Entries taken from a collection
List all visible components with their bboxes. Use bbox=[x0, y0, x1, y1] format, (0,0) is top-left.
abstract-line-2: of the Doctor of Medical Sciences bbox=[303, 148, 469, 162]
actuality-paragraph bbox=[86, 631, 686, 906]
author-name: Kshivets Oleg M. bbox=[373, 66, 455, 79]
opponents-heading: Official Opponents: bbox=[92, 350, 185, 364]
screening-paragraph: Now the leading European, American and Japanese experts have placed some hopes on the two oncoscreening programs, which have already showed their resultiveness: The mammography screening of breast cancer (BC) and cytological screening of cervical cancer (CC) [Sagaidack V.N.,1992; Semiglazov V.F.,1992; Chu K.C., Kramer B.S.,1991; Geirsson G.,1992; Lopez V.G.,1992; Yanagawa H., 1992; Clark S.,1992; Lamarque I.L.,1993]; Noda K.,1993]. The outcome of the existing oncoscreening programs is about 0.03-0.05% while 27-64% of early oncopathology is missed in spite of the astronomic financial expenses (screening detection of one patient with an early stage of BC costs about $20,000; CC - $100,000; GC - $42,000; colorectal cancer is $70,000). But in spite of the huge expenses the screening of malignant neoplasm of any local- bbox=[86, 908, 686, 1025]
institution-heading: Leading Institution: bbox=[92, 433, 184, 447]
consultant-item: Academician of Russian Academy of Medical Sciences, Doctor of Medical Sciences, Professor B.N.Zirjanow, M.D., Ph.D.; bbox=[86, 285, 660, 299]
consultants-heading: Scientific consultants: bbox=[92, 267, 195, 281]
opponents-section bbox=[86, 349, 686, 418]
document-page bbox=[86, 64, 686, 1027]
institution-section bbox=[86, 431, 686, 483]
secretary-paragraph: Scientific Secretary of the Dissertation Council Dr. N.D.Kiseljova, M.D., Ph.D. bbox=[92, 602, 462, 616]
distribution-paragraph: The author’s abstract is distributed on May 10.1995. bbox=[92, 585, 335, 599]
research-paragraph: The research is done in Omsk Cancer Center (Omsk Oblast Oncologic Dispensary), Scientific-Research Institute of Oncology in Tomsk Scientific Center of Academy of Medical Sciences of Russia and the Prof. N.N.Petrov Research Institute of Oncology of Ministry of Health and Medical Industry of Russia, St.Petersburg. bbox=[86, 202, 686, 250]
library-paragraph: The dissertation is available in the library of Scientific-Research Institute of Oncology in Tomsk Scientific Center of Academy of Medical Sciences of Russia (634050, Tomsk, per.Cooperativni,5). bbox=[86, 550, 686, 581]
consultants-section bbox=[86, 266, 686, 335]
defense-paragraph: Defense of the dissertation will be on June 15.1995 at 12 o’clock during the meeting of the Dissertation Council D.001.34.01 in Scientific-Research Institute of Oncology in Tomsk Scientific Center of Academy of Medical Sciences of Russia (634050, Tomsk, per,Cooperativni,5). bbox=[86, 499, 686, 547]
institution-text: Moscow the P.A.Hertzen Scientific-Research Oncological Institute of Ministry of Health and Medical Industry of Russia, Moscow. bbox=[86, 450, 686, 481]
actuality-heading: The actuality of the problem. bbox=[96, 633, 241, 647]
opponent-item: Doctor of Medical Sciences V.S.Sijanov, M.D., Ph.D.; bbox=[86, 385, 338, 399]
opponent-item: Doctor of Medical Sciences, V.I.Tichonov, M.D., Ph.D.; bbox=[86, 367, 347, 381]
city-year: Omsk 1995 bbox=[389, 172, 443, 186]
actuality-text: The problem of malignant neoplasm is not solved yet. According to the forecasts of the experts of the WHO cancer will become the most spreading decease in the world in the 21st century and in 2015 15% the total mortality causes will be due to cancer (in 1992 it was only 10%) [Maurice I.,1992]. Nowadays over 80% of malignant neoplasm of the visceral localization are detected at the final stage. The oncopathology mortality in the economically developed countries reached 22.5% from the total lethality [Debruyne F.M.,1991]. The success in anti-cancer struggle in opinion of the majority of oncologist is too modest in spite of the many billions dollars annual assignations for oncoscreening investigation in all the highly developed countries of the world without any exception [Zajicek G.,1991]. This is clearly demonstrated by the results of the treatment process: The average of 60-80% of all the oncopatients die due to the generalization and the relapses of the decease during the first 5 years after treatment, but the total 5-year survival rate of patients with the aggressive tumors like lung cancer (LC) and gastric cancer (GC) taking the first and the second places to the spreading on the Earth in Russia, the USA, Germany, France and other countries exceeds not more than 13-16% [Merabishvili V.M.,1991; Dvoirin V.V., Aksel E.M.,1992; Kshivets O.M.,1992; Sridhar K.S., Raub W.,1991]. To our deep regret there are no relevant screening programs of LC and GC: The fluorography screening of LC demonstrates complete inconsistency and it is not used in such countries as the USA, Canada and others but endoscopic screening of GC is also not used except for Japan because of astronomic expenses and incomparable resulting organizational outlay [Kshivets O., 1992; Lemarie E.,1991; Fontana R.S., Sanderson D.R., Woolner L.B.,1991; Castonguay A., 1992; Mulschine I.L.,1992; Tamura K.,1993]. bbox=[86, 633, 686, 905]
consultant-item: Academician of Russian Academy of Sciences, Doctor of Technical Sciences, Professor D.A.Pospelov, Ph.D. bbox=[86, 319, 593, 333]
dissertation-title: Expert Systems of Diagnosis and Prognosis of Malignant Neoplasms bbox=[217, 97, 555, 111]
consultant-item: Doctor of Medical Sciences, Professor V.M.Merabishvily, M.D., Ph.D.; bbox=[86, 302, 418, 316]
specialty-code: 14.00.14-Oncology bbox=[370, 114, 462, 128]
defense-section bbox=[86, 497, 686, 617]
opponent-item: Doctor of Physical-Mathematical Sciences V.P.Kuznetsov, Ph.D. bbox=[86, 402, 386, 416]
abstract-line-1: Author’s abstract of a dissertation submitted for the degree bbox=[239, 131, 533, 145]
...
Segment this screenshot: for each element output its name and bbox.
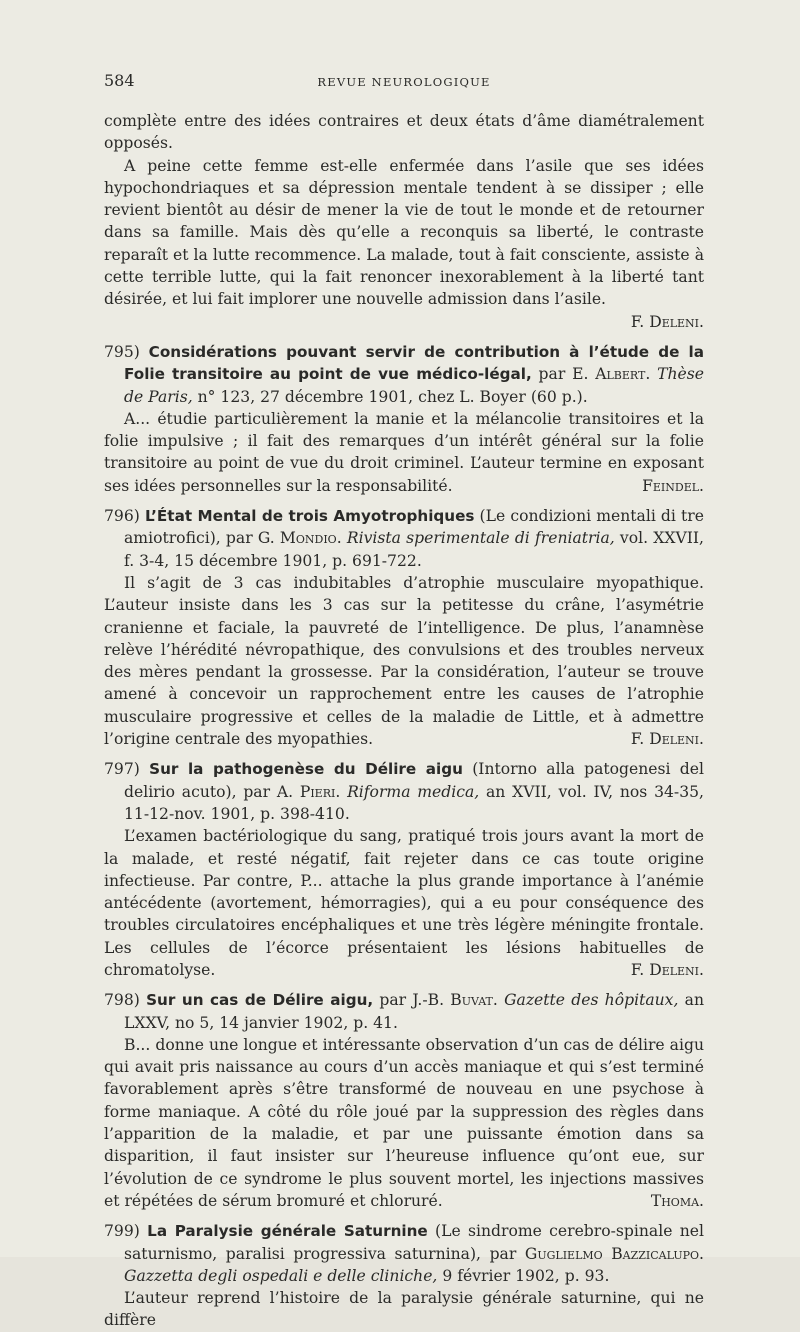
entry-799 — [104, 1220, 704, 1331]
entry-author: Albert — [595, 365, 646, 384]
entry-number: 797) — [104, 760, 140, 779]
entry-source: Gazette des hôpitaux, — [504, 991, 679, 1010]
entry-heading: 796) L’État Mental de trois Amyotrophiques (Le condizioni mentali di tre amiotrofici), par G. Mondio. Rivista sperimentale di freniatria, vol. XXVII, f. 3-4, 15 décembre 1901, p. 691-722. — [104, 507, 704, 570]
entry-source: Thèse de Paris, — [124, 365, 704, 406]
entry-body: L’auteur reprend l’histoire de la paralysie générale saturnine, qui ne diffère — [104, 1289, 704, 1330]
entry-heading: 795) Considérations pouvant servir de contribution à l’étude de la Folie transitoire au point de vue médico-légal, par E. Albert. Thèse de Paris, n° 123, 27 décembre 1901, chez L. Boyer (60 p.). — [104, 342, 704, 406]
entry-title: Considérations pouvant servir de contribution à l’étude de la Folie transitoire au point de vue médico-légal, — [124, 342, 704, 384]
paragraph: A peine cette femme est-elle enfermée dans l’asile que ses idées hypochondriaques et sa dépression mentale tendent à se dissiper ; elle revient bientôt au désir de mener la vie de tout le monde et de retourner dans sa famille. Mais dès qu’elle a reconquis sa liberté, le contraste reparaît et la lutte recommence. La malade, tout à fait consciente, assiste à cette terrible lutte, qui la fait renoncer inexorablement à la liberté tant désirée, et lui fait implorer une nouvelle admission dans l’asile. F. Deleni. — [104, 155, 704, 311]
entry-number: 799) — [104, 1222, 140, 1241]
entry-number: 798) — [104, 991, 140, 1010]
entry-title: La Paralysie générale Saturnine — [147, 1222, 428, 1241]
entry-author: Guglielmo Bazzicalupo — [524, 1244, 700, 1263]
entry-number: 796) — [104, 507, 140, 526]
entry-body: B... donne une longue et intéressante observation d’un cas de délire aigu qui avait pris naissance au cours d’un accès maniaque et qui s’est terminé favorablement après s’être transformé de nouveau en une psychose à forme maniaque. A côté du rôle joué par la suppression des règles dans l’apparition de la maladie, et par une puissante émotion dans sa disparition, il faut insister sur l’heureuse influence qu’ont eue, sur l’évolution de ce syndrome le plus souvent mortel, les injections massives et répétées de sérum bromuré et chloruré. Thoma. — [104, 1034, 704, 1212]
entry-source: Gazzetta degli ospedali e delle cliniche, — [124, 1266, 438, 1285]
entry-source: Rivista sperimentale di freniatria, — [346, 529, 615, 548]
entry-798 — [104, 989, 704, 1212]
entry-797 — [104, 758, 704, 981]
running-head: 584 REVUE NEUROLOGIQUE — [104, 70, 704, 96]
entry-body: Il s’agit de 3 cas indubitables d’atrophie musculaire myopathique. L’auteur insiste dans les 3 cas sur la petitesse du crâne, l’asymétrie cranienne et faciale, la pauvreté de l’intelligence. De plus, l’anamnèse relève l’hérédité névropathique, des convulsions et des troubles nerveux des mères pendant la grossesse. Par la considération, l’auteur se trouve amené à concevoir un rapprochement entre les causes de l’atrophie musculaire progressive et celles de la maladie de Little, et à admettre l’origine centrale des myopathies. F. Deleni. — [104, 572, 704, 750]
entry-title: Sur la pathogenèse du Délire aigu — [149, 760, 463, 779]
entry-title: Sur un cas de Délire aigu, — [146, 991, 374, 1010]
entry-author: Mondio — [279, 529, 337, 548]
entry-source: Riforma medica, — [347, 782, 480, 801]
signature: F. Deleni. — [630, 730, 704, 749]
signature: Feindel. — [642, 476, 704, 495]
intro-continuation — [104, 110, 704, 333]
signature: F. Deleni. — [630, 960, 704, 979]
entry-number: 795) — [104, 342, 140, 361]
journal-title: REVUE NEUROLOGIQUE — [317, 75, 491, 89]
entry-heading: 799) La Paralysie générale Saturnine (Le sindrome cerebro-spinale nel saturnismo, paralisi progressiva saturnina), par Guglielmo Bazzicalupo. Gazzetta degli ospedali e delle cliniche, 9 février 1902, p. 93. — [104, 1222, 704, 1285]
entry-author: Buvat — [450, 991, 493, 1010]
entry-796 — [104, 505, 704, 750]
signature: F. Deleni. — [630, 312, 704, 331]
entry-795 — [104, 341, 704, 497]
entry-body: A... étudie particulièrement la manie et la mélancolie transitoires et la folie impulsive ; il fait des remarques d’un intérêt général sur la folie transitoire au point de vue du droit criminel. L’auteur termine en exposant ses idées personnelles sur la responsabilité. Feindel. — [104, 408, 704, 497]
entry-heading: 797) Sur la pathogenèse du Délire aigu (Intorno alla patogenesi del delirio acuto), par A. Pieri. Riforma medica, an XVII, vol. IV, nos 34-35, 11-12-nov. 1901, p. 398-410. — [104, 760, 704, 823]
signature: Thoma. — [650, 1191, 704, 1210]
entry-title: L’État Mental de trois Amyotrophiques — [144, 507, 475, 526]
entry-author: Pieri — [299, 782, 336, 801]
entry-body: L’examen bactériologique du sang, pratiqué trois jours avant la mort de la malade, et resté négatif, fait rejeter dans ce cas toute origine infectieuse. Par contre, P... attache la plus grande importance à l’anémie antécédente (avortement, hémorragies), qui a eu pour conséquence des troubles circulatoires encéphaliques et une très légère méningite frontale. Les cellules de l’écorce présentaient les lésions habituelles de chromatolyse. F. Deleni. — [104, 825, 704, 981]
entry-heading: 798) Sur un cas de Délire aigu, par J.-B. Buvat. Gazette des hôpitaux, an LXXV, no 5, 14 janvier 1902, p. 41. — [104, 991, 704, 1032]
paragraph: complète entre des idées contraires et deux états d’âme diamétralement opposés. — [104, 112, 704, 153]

» Exercise details
On how many lines above does "section" occur? Say the number only.

» Written response
4